**Your objective:** Go through the entries one line at a time, and gather every line that has the word "caption".

**The data:**
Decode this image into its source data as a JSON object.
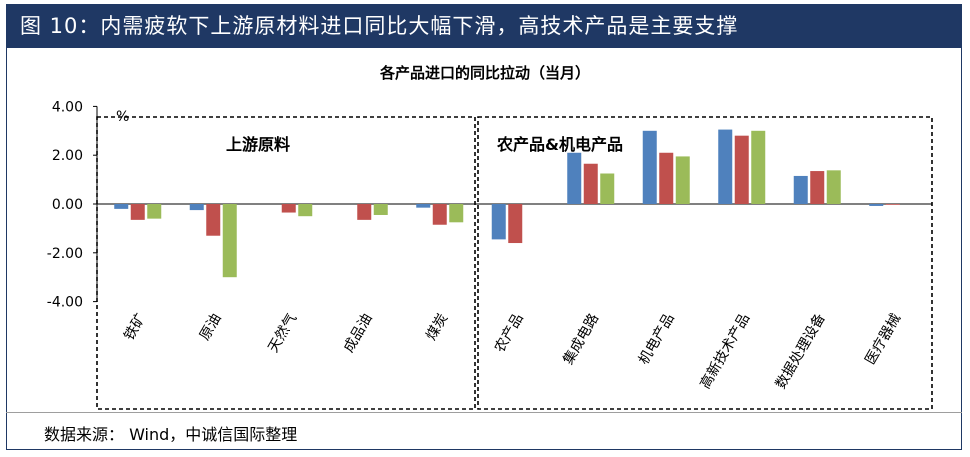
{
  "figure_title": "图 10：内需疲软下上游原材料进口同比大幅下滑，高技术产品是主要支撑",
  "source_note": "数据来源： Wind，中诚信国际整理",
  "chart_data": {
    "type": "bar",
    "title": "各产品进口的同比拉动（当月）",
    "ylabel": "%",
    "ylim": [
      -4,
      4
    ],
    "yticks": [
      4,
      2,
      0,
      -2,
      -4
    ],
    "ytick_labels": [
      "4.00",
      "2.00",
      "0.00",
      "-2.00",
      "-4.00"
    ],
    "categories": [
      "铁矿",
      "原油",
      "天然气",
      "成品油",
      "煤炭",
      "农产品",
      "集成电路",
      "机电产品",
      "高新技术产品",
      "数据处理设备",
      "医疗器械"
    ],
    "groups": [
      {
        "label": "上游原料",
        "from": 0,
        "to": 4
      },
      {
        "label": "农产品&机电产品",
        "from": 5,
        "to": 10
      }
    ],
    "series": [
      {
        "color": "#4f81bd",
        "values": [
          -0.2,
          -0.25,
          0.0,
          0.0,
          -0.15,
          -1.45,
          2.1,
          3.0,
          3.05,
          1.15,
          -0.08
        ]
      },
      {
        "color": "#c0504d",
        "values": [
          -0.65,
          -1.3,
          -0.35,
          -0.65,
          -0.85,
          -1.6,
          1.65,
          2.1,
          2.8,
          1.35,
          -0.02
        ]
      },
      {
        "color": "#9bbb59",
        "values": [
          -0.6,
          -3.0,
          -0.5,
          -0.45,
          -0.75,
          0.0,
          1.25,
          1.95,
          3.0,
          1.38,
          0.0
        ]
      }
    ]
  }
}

--

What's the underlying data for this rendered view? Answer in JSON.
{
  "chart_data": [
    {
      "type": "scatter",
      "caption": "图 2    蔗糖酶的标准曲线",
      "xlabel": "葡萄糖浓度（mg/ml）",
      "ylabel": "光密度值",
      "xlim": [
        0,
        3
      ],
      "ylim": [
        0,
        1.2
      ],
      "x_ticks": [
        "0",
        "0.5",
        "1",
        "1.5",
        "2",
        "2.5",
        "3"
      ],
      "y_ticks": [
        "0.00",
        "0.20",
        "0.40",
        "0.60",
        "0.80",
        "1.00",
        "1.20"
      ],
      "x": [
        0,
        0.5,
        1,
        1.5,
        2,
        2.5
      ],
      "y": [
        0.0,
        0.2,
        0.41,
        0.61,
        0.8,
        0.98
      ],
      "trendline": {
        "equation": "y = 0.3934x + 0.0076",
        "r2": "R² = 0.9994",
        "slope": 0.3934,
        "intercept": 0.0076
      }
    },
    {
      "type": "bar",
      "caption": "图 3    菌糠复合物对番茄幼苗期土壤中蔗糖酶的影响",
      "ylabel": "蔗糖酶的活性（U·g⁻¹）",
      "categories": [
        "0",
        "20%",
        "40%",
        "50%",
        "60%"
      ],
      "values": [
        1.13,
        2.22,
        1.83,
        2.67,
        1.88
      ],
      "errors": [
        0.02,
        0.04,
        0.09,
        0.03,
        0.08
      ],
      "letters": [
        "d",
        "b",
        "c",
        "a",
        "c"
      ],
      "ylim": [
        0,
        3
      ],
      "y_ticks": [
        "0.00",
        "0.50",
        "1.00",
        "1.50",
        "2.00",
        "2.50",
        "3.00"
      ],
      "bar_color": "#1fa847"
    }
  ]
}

**Solution to the exercise:**
      "caption": "图 2    蔗糖酶的标准曲线",
      "caption": "图 3    菌糠复合物对番茄幼苗期土壤中蔗糖酶的影响",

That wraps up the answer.